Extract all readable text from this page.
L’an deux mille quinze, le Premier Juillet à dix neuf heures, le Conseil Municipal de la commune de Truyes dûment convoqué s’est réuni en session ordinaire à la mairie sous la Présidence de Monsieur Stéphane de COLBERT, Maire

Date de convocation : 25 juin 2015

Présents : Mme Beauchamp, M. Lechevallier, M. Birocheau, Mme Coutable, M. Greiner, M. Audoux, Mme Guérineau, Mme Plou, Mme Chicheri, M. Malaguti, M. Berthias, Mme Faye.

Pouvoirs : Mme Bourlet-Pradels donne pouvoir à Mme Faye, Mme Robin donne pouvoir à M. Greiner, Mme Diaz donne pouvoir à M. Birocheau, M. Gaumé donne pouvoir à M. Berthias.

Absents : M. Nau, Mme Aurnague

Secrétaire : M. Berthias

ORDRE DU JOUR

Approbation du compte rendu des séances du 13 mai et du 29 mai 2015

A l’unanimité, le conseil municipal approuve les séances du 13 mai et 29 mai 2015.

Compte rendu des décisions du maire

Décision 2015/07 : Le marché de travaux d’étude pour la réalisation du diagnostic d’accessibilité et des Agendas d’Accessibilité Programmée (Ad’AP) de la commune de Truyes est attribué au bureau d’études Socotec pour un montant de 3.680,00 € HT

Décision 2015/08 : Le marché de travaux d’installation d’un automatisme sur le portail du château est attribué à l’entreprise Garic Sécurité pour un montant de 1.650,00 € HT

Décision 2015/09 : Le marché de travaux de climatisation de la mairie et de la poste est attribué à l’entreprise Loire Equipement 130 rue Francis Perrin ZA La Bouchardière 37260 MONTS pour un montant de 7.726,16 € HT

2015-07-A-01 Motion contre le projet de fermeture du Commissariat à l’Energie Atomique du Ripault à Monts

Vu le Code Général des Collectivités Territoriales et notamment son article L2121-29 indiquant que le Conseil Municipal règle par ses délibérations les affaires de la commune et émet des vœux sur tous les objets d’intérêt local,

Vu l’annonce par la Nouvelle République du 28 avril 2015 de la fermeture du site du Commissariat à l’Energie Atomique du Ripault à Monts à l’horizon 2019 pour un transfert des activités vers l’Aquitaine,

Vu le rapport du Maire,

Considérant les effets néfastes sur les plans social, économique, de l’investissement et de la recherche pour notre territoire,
-.-.-
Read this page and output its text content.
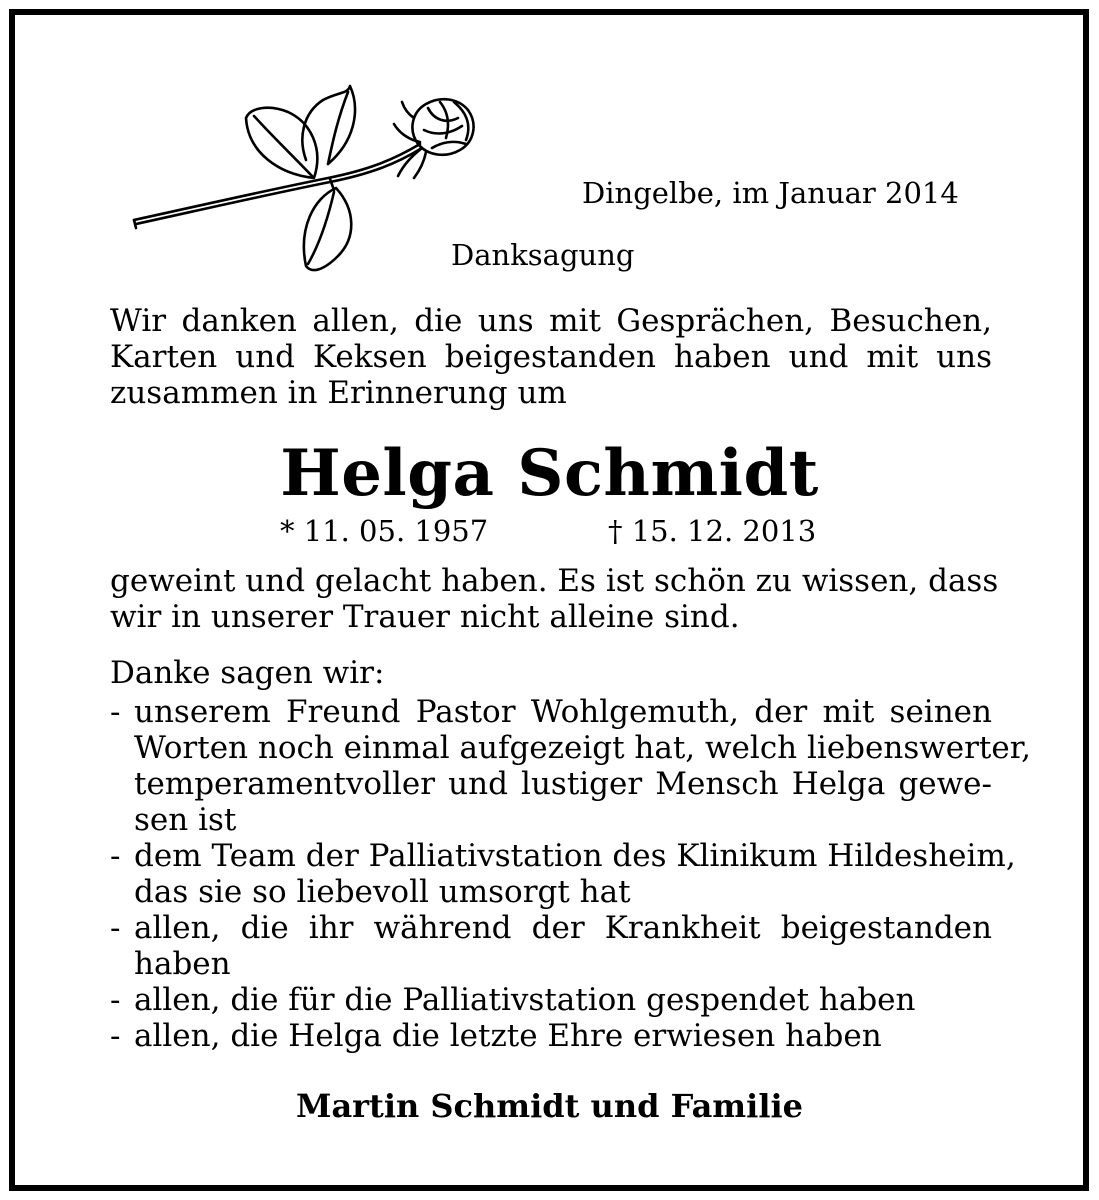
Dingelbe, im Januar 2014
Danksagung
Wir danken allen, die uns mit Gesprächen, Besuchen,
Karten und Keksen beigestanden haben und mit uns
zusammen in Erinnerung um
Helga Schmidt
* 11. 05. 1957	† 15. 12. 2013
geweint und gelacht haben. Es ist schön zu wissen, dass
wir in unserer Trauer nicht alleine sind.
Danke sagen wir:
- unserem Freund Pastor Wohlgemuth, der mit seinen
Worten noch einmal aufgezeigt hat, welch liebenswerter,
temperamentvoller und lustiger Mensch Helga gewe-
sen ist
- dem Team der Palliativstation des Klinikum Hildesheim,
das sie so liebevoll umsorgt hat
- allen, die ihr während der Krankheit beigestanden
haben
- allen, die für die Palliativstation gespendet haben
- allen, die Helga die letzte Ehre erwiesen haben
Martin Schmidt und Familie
-.-.-
REQUIREMENTS
Check every line for "haben" and show the ones that have it.

PROBLEM SOLUTION
Karten und Keksen beigestanden haben und mit uns
geweint und gelacht haben. Es ist schön zu wissen, dass
haben
- allen, die für die Palliativstation gespendet haben
- allen, die Helga die letzte Ehre erwiesen haben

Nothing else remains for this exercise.